Exercise requirements
From the listing below, extract each line containing the string "Marketing".

Information given
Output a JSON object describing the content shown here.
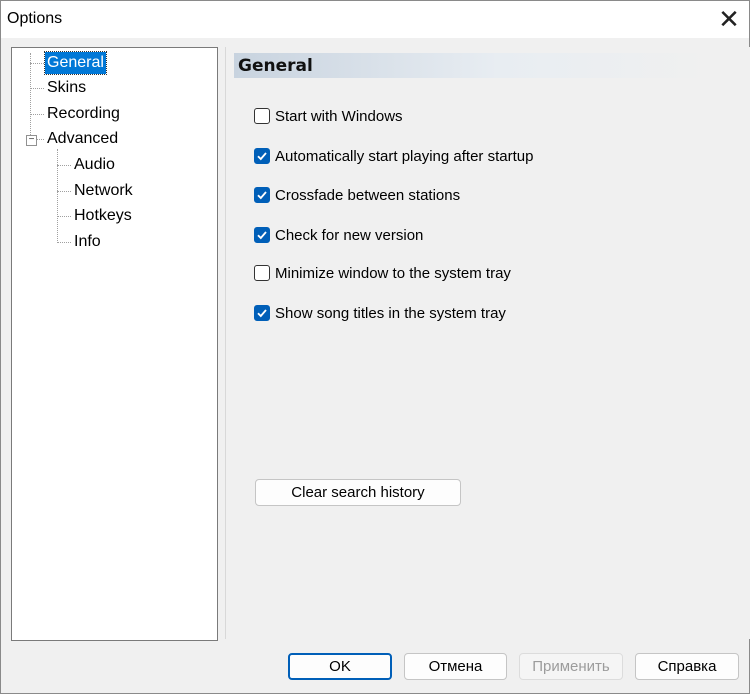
{
  "window": {
    "title": "Options"
  },
  "tree": {
    "items": [
      {
        "label": "General",
        "selected": true
      },
      {
        "label": "Skins"
      },
      {
        "label": "Recording"
      },
      {
        "label": "Advanced",
        "expanded": true
      },
      {
        "label": "Audio"
      },
      {
        "label": "Network"
      },
      {
        "label": "Hotkeys"
      },
      {
        "label": "Info"
      }
    ]
  },
  "panel": {
    "header": "General",
    "options": [
      {
        "label": "Start with Windows",
        "checked": false
      },
      {
        "label": "Automatically start playing after startup",
        "checked": true
      },
      {
        "label": "Crossfade between stations",
        "checked": true
      },
      {
        "label": "Check for new version",
        "checked": true
      },
      {
        "label": "Minimize window to the system tray",
        "checked": false
      },
      {
        "label": "Show song titles in the system tray",
        "checked": true
      }
    ],
    "clear_history_label": "Clear search history"
  },
  "buttons": {
    "ok": "OK",
    "cancel": "Отмена",
    "apply": "Применить",
    "help": "Справка"
  },
  "colors": {
    "accent": "#005fb8",
    "selection": "#0078d7"
  }
}
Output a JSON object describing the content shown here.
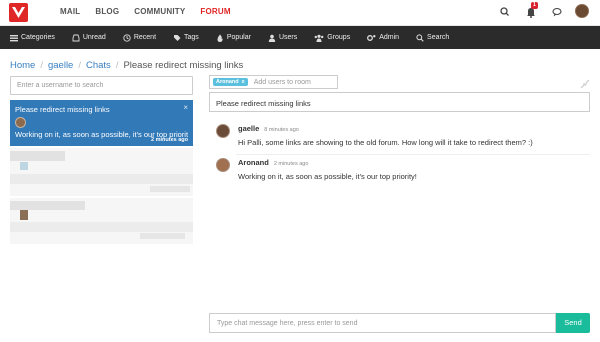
{
  "topnav": {
    "items": [
      {
        "label": "MAIL"
      },
      {
        "label": "BLOG"
      },
      {
        "label": "COMMUNITY"
      },
      {
        "label": "FORUM",
        "active": true
      }
    ],
    "notification_count": "1"
  },
  "catnav": {
    "items": [
      {
        "label": "Categories",
        "icon": "list-icon"
      },
      {
        "label": "Unread",
        "icon": "inbox-icon"
      },
      {
        "label": "Recent",
        "icon": "clock-icon"
      },
      {
        "label": "Tags",
        "icon": "tags-icon"
      },
      {
        "label": "Popular",
        "icon": "fire-icon"
      },
      {
        "label": "Users",
        "icon": "user-icon"
      },
      {
        "label": "Groups",
        "icon": "groups-icon"
      },
      {
        "label": "Admin",
        "icon": "cogs-icon"
      },
      {
        "label": "Search",
        "icon": "search-icon"
      }
    ]
  },
  "breadcrumb": {
    "items": [
      "Home",
      "gaelle",
      "Chats"
    ],
    "current": "Please redirect missing links"
  },
  "sidebar": {
    "search_placeholder": "Enter a username to search",
    "active_chat": {
      "title": "Please redirect missing links",
      "preview": "Working on it, as soon as possible, it's our top priority!",
      "time": "2 minutes ago",
      "close": "×"
    }
  },
  "room": {
    "user_tag": "Aronand",
    "user_tag_remove": "x",
    "add_users_placeholder": "Add users to room",
    "name": "Please redirect missing links"
  },
  "messages": [
    {
      "author": "gaelle",
      "time": "8 minutes ago",
      "text": "Hi Palli, some links are showing to the old forum. How long will it take to redirect them? :)"
    },
    {
      "author": "Aronand",
      "time": "2 minutes ago",
      "text": "Working on it, as soon as possible, it's our top priority!"
    }
  ],
  "composer": {
    "placeholder": "Type chat message here, press enter to send",
    "send_label": "Send"
  },
  "colors": {
    "brand": "#e02727",
    "active_chat": "#3279b7",
    "send": "#1abc9c",
    "navbar": "#2b2b2b",
    "link": "#3a80c1"
  }
}
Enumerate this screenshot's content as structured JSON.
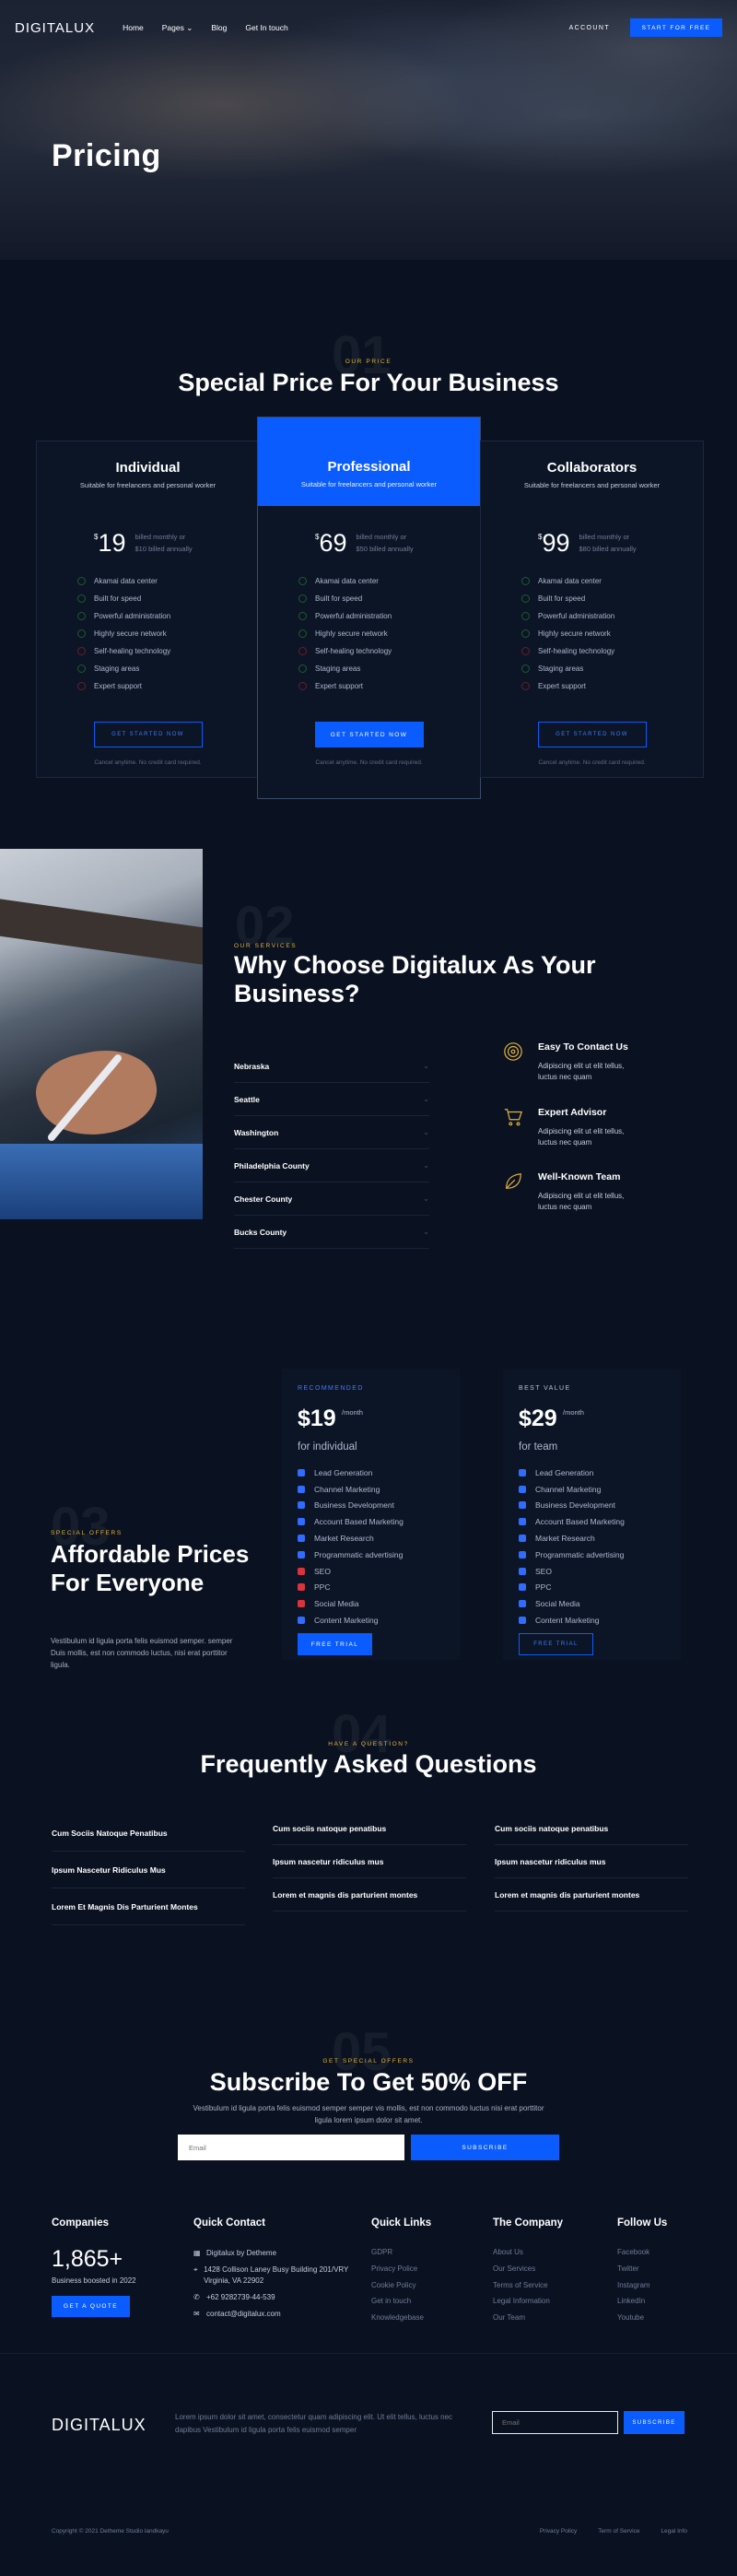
{
  "nav": {
    "logo": "DIGITALUX",
    "links": [
      "Home",
      "Pages",
      "Blog",
      "Get In touch"
    ],
    "account": "ACCOUNT",
    "cta": "START FOR FREE"
  },
  "hero": {
    "title": "Pricing"
  },
  "pricing": {
    "number": "01",
    "eyebrow": "OUR PRICE",
    "title": "Special Price For Your Business",
    "plans": [
      {
        "name": "Individual",
        "sub": "Suitable for freelancers and personal worker",
        "currency": "$",
        "amount": "19",
        "bill1": "billed monthly or",
        "bill2": "$10 billed annually",
        "cta": "GET STARTED NOW",
        "note": "Cancel anytime. No credit card required."
      },
      {
        "name": "Professional",
        "sub": "Suitable for freelancers and personal worker",
        "currency": "$",
        "amount": "69",
        "bill1": "billed monthly or",
        "bill2": "$50 billed annually",
        "cta": "GET STARTED NOW",
        "note": "Cancel anytime. No credit card required."
      },
      {
        "name": "Collaborators",
        "sub": "Suitable for freelancers and personal worker",
        "currency": "$",
        "amount": "99",
        "bill1": "billed monthly or",
        "bill2": "$80 billed annually",
        "cta": "GET STARTED NOW",
        "note": "Cancel anytime. No credit card required."
      }
    ],
    "features": [
      "Akamai data center",
      "Built for speed",
      "Powerful administration",
      "Highly secure network",
      "Self-healing technology",
      "Staging areas",
      "Expert support"
    ],
    "included": [
      true,
      true,
      true,
      true,
      false,
      true,
      false
    ]
  },
  "why": {
    "number": "02",
    "eyebrow": "OUR SERVICES",
    "title": "Why Choose Digitalux As Your Business?",
    "accordion": [
      "Nebraska",
      "Seattle",
      "Washington",
      "Philadelphia County",
      "Chester County",
      "Bucks County"
    ],
    "advantages": [
      {
        "title": "Easy To Contact Us",
        "desc": "Adipiscing elit ut elit tellus, luctus nec quam",
        "icon": "target-icon"
      },
      {
        "title": "Expert Advisor",
        "desc": "Adipiscing elit ut elit tellus, luctus nec quam",
        "icon": "cart-icon"
      },
      {
        "title": "Well-Known Team",
        "desc": "Adipiscing elit ut elit tellus, luctus nec quam",
        "icon": "leaf-icon"
      }
    ]
  },
  "offers": {
    "number": "03",
    "eyebrow": "SPECIAL OFFERS",
    "title": "Affordable Prices For Everyone",
    "desc": "Vestibulum id ligula porta felis euismod semper. semper Duis mollis, est non commodo luctus, nisi erat porttitor ligula.",
    "cards": [
      {
        "label": "RECOMMENDED",
        "price": "$19",
        "period": "/month",
        "for": "for individual",
        "cta": "FREE TRIAL"
      },
      {
        "label": "BEST VALUE",
        "price": "$29",
        "period": "/month",
        "for": "for team",
        "cta": "FREE TRIAL"
      }
    ],
    "items": [
      "Lead Generation",
      "Channel Marketing",
      "Business Development",
      "Account Based Marketing",
      "Market Research",
      "Programmatic advertising",
      "SEO",
      "PPC",
      "Social Media",
      "Content Marketing"
    ]
  },
  "faq": {
    "number": "04",
    "eyebrow": "HAVE A QUESTION?",
    "title": "Frequently Asked Questions",
    "col1": [
      "Cum Sociis Natoque Penatibus",
      "Ipsum Nascetur Ridiculus Mus",
      "Lorem Et Magnis Dis Parturient Montes"
    ],
    "col2": [
      "Cum sociis natoque penatibus",
      "Ipsum nascetur ridiculus mus",
      "Lorem et magnis dis parturient montes"
    ],
    "col3": [
      "Cum sociis natoque penatibus",
      "Ipsum nascetur ridiculus mus",
      "Lorem et magnis dis parturient montes"
    ]
  },
  "subscribe": {
    "number": "05",
    "eyebrow": "GET SPECIAL OFFERS",
    "title": "Subscribe To Get 50% OFF",
    "desc": "Vestibulum id ligula porta felis euismod semper semper vis mollis, est non commodo luctus nisi erat porttitor ligula lorem ipsum dolor sit amet.",
    "placeholder": "Email",
    "button": "SUBSCRIBE"
  },
  "footer": {
    "companies": {
      "heading": "Companies",
      "count": "1,865+",
      "caption": "Business boosted in 2022",
      "cta": "GET A QUOTE"
    },
    "contact": {
      "heading": "Quick Contact",
      "company": "Digitalux by Detheme",
      "address": "1428 Collison Laney Busy Building 201/VRY Virginia, VA 22902",
      "phone": "+62 9282739-44-539",
      "email": "contact@digitalux.com"
    },
    "quick": {
      "heading": "Quick Links",
      "links": [
        "GDPR",
        "Privacy Police",
        "Cookie Policy",
        "Get in touch",
        "Knowledgebase"
      ]
    },
    "company": {
      "heading": "The Company",
      "links": [
        "About Us",
        "Our Services",
        "Terms of Service",
        "Legal Information",
        "Our Team"
      ]
    },
    "follow": {
      "heading": "Follow Us",
      "links": [
        "Facebook",
        "Twitter",
        "Instagram",
        "LinkedIn",
        "Youtube"
      ]
    },
    "logo": "DIGITALUX",
    "desc": "Lorem ipsum dolor sit amet, consectetur quam adipiscing elit. Ut elit tellus, luctus nec dapibus Vestibulum id ligula porta felis euismod semper",
    "email_placeholder": "Email",
    "subscribe": "SUBSCRIBE",
    "copyright": "Copyright © 2021 Detheme Studio landkayu",
    "bottom_links": [
      "Privacy Policy",
      "Term of Service",
      "Legal Info"
    ]
  },
  "colors": {
    "background": "#0a1120",
    "accent": "#0a5cff",
    "eyebrow": "#e2b43c",
    "check_ok": "#1f5a2e",
    "check_no": "#6b1c24"
  }
}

Result of the exercise
      "Channel Marketing",
      "Account Based Marketing",
      "Content Marketing"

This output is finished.